EXERCISE OBJECTIVE.
List each line of the data that holds the string "What".

··········

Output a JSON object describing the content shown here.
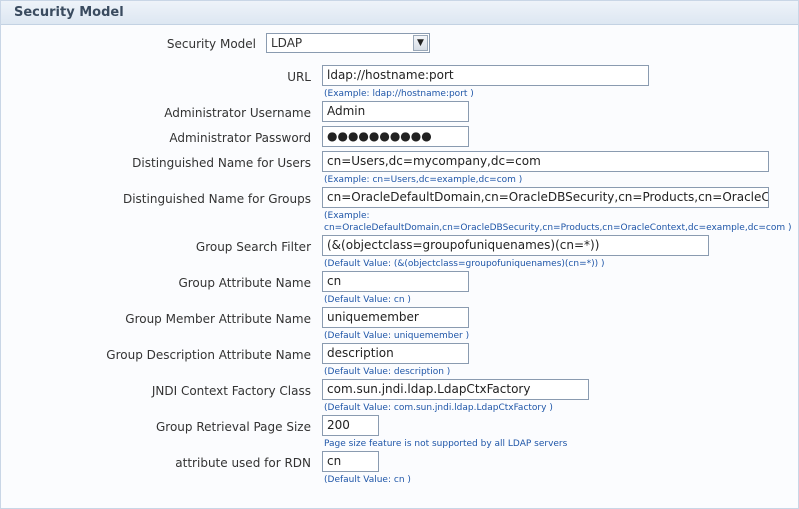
{
  "section": {
    "title": "Security Model"
  },
  "security_model": {
    "label": "Security Model",
    "selected": "LDAP"
  },
  "url": {
    "label": "URL",
    "value": "ldap://hostname:port",
    "hint": "(Example: ldap://hostname:port )"
  },
  "admin_username": {
    "label": "Administrator Username",
    "value": "Admin"
  },
  "admin_password": {
    "label": "Administrator Password",
    "value": "●●●●●●●●●●"
  },
  "dn_users": {
    "label": "Distinguished Name for Users",
    "value": "cn=Users,dc=mycompany,dc=com",
    "hint": "(Example: cn=Users,dc=example,dc=com )"
  },
  "dn_groups": {
    "label": "Distinguished Name for Groups",
    "value": "cn=OracleDefaultDomain,cn=OracleDBSecurity,cn=Products,cn=OracleContext",
    "hint_line1": "(Example:",
    "hint_line2": "cn=OracleDefaultDomain,cn=OracleDBSecurity,cn=Products,cn=OracleContext,dc=example,dc=com )"
  },
  "group_search_filter": {
    "label": "Group Search Filter",
    "value": "(&(objectclass=groupofuniquenames)(cn=*))",
    "hint": "(Default Value: (&(objectclass=groupofuniquenames)(cn=*)) )"
  },
  "group_attribute_name": {
    "label": "Group Attribute Name",
    "value": "cn",
    "hint": "(Default Value: cn )"
  },
  "group_member_attribute_name": {
    "label": "Group Member Attribute Name",
    "value": "uniquemember",
    "hint": "(Default Value: uniquemember )"
  },
  "group_description_attribute_name": {
    "label": "Group Description Attribute Name",
    "value": "description",
    "hint": "(Default Value: description )"
  },
  "jndi_context_factory_class": {
    "label": "JNDI Context Factory Class",
    "value": "com.sun.jndi.ldap.LdapCtxFactory",
    "hint": "(Default Value: com.sun.jndi.ldap.LdapCtxFactory )"
  },
  "group_retrieval_page_size": {
    "label": "Group Retrieval Page Size",
    "value": "200",
    "hint": "Page size feature is not supported by all LDAP servers"
  },
  "attribute_rdn": {
    "label": "attribute used for RDN",
    "value": "cn",
    "hint": "(Default Value: cn )"
  }
}
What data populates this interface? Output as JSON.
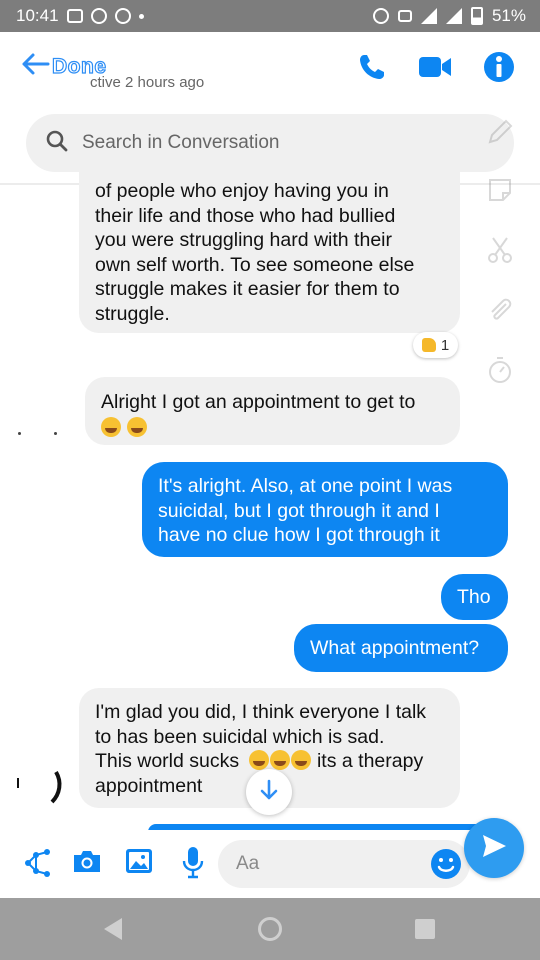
{
  "status_bar": {
    "time": "10:41",
    "battery": "51%"
  },
  "header": {
    "back_label": "Done",
    "subtitle": "ctive 2 hours ago"
  },
  "search": {
    "placeholder": "Search in Conversation"
  },
  "messages": [
    {
      "sender": "them",
      "lines": [
        "of people who enjoy having you in",
        "their life and those who had bullied",
        "you were struggling hard with their",
        "own self worth. To see someone else",
        "struggle makes it easier for them to",
        "struggle."
      ]
    },
    {
      "sender": "them",
      "text": "Alright I got an appointment to get to"
    },
    {
      "sender": "me",
      "lines": [
        "It's alright. Also, at one point I was",
        "suicidal, but I got through it and I",
        "have no clue how I got through it"
      ]
    },
    {
      "sender": "me",
      "text": "Tho"
    },
    {
      "sender": "me",
      "text": "What appointment?"
    },
    {
      "sender": "them",
      "lines": [
        "I'm glad you did, I think everyone I talk",
        "to has been suicidal which is sad.",
        "This world sucks",
        "its a therapy",
        "appointment"
      ]
    }
  ],
  "reaction": {
    "count": "1"
  },
  "composer": {
    "placeholder": "Aa"
  },
  "colors": {
    "accent": "#0d86f2",
    "incoming_bubble": "#f0f0f0",
    "status_bar": "#7d7d7d"
  }
}
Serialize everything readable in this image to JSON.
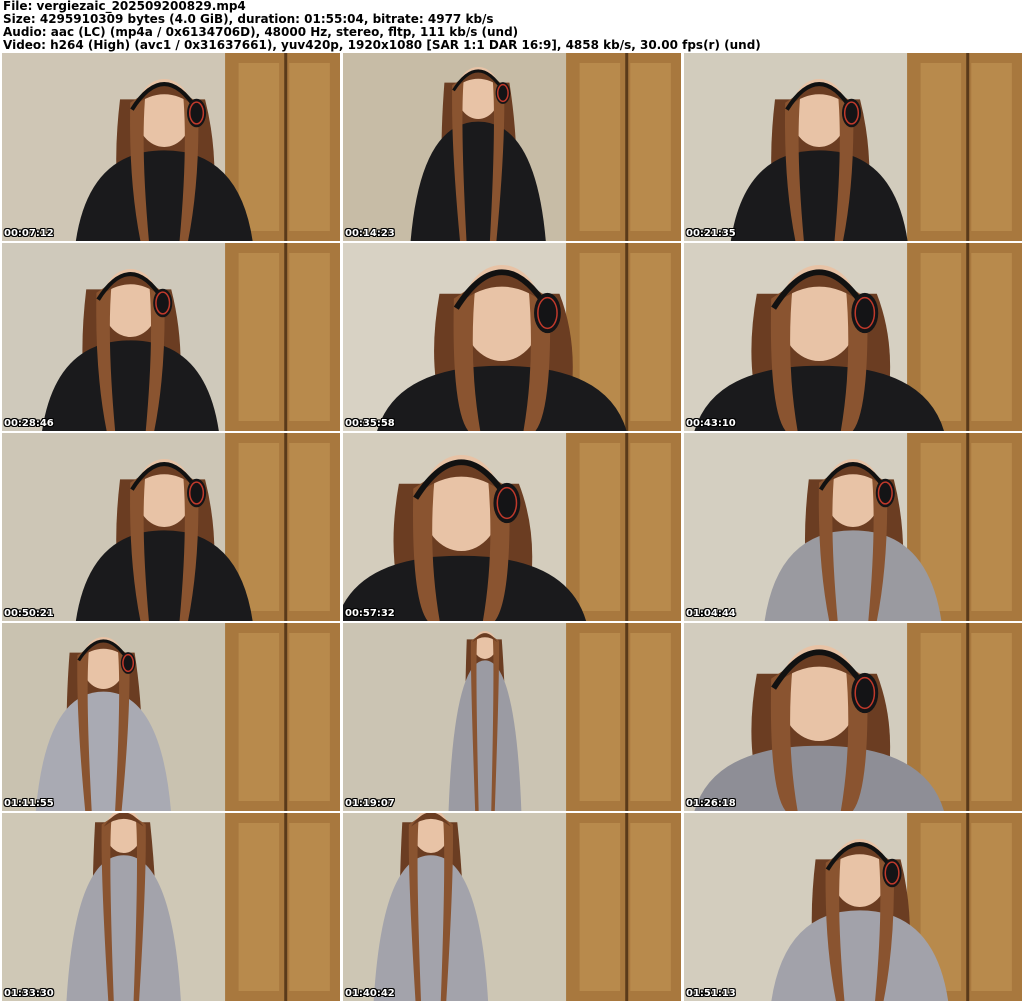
{
  "header": {
    "file_line": "File: vergiezaic_202509200829.mp4",
    "size_line": "Size: 4295910309 bytes (4.0 GiB), duration: 01:55:04, bitrate: 4977 kb/s",
    "audio_line": "Audio: aac (LC) (mp4a / 0x6134706D), 48000 Hz, stereo, fltp, 111 kb/s (und)",
    "video_line": "Video: h264 (High) (avc1 / 0x31637661), yuv420p, 1920x1080 [SAR 1:1 DAR 16:9], 4858 kb/s, 30.00 fps(r) (und)"
  },
  "thumbnails": [
    {
      "timestamp": "00:07:12",
      "scene": "closeup",
      "shirt": "#1a1a1c",
      "bg": "#cfc6b5",
      "face_x": 0.48
    },
    {
      "timestamp": "00:14:23",
      "scene": "leaning",
      "shirt": "#1a1a1c",
      "bg": "#c7bca6",
      "face_x": 0.4
    },
    {
      "timestamp": "00:21:35",
      "scene": "closeup",
      "shirt": "#1a1a1c",
      "bg": "#d2ccbd",
      "face_x": 0.4
    },
    {
      "timestamp": "00:28:46",
      "scene": "closeup",
      "shirt": "#1a1a1c",
      "bg": "#cfc9bb",
      "face_x": 0.38
    },
    {
      "timestamp": "00:35:58",
      "scene": "face",
      "shirt": "#1a1a1c",
      "bg": "#d8d2c4",
      "face_x": 0.47
    },
    {
      "timestamp": "00:43:10",
      "scene": "face",
      "shirt": "#1a1a1c",
      "bg": "#d6d0c2",
      "face_x": 0.4
    },
    {
      "timestamp": "00:50:21",
      "scene": "closeup",
      "shirt": "#1a1a1c",
      "bg": "#cdc6b6",
      "face_x": 0.48
    },
    {
      "timestamp": "00:57:32",
      "scene": "face",
      "shirt": "#1a1a1c",
      "bg": "#d4cdbd",
      "face_x": 0.35
    },
    {
      "timestamp": "01:04:44",
      "scene": "closeup",
      "shirt": "#9a9aa0",
      "bg": "#d4cfc1",
      "face_x": 0.5
    },
    {
      "timestamp": "01:11:55",
      "scene": "leaning",
      "shirt": "#a9aab3",
      "bg": "#c9c2b0",
      "face_x": 0.3
    },
    {
      "timestamp": "01:19:07",
      "scene": "standing",
      "shirt": "#9b9ba3",
      "bg": "#cbc4b3",
      "face_x": 0.42
    },
    {
      "timestamp": "01:26:18",
      "scene": "face",
      "shirt": "#8e8e96",
      "bg": "#d2ccbe",
      "face_x": 0.4
    },
    {
      "timestamp": "01:33:30",
      "scene": "bending",
      "shirt": "#a3a3ab",
      "bg": "#cfc8b6",
      "face_x": 0.36
    },
    {
      "timestamp": "01:40:42",
      "scene": "bending",
      "shirt": "#a3a3ab",
      "bg": "#cdc6b4",
      "face_x": 0.26
    },
    {
      "timestamp": "01:51:13",
      "scene": "waving",
      "shirt": "#a2a2aa",
      "bg": "#d3cdbe",
      "face_x": 0.52
    }
  ]
}
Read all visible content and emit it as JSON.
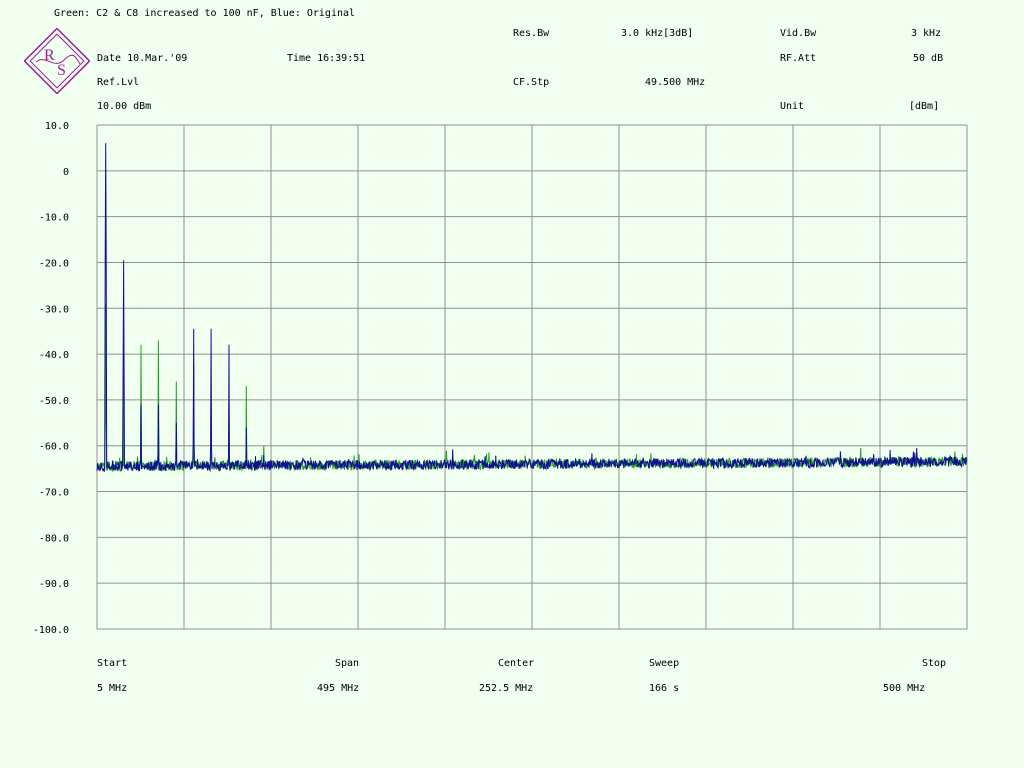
{
  "header": {
    "title": "Green: C2 & C8 increased to 100 nF, Blue: Original",
    "date_label": "Date 10.Mar.'09",
    "time_label": "Time 16:39:51",
    "reflvl_label": "Ref.Lvl",
    "reflvl_value": "10.00 dBm",
    "resbw_label": "Res.Bw",
    "resbw_value": "3.0 kHz[3dB]",
    "cfstp_label": "CF.Stp",
    "cfstp_value": "49.500 MHz",
    "vidbw_label": "Vid.Bw",
    "vidbw_value": "3 kHz",
    "rfatt_label": "RF.Att",
    "rfatt_value": "50 dB",
    "unit_label": "Unit",
    "unit_value": "[dBm]"
  },
  "logo": {
    "icon": "rohde-schwarz-logo",
    "color": "#a0209a"
  },
  "footer": {
    "start_label": "Start",
    "start_value": "5 MHz",
    "span_label": "Span",
    "span_value": "495 MHz",
    "center_label": "Center",
    "center_value": "252.5 MHz",
    "sweep_label": "Sweep",
    "sweep_value": "166 s",
    "stop_label": "Stop",
    "stop_value": "500 MHz"
  },
  "chart_data": {
    "type": "line",
    "xlim": [
      5,
      500
    ],
    "ylim": [
      -100,
      10
    ],
    "x_unit": "MHz",
    "y_unit": "dBm",
    "y_ticks": [
      "10.0",
      "0",
      "-10.0",
      "-20.0",
      "-30.0",
      "-40.0",
      "-50.0",
      "-60.0",
      "-70.0",
      "-80.0",
      "-90.0",
      "-100.0"
    ],
    "x_divisions": 10,
    "grid": true,
    "colors": {
      "grid": "#909090",
      "frame": "#909090",
      "green": "#20a020",
      "blue": "#101090"
    },
    "noise_floor": {
      "start_level": -64.5,
      "end_level": -63.5
    },
    "series": [
      {
        "color": "#20a020",
        "peaks": [
          {
            "x": 10,
            "y": -29
          },
          {
            "x": 20,
            "y": -42
          },
          {
            "x": 30,
            "y": -38
          },
          {
            "x": 40,
            "y": -37
          },
          {
            "x": 50,
            "y": -46
          },
          {
            "x": 60,
            "y": -42
          },
          {
            "x": 70,
            "y": -50
          },
          {
            "x": 80,
            "y": -51
          },
          {
            "x": 90,
            "y": -47
          },
          {
            "x": 100,
            "y": -60
          }
        ]
      },
      {
        "color": "#101090",
        "peaks": [
          {
            "x": 10,
            "y": 6
          },
          {
            "x": 20,
            "y": -19.5
          },
          {
            "x": 30,
            "y": -51
          },
          {
            "x": 40,
            "y": -51
          },
          {
            "x": 50,
            "y": -55
          },
          {
            "x": 60,
            "y": -34.5
          },
          {
            "x": 70,
            "y": -34.5
          },
          {
            "x": 80,
            "y": -38
          },
          {
            "x": 90,
            "y": -56
          },
          {
            "x": 100,
            "y": -62
          }
        ]
      }
    ]
  }
}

··········

TASK SOLUTION.
What data populates this interface? Output as JSON.
      "text": "What appointment?"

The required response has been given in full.